***** Provided data *****

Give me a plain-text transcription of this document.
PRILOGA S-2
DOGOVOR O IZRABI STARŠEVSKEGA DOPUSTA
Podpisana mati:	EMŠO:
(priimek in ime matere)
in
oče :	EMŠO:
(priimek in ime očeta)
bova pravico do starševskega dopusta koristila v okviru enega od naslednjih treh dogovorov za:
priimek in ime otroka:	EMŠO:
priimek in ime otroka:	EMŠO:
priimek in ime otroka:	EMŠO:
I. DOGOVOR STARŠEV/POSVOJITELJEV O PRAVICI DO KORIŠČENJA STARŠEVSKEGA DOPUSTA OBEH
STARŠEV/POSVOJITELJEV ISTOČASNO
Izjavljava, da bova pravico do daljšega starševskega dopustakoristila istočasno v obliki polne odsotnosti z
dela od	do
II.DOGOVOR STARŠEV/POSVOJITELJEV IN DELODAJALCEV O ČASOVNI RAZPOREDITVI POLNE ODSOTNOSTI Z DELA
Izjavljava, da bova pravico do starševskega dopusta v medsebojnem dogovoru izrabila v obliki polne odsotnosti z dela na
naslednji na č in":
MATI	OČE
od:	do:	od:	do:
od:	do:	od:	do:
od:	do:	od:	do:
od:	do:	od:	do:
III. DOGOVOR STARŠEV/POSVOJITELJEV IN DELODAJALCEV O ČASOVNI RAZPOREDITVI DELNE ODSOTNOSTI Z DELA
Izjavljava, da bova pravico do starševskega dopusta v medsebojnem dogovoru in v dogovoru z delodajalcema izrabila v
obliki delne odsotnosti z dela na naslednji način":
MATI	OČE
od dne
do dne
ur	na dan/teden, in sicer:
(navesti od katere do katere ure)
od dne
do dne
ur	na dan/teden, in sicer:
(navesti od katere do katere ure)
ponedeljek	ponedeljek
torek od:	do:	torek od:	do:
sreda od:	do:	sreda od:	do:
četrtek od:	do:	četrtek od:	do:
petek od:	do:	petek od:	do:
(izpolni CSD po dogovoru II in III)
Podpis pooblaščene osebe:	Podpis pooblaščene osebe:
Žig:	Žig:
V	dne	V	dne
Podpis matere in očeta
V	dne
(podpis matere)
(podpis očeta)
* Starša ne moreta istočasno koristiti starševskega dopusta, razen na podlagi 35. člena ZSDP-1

*****

§ **Exercise**:
Work out how many lines of the data above hold the word "ČASOVNI", and write only the count.

§ **Task answer**:
2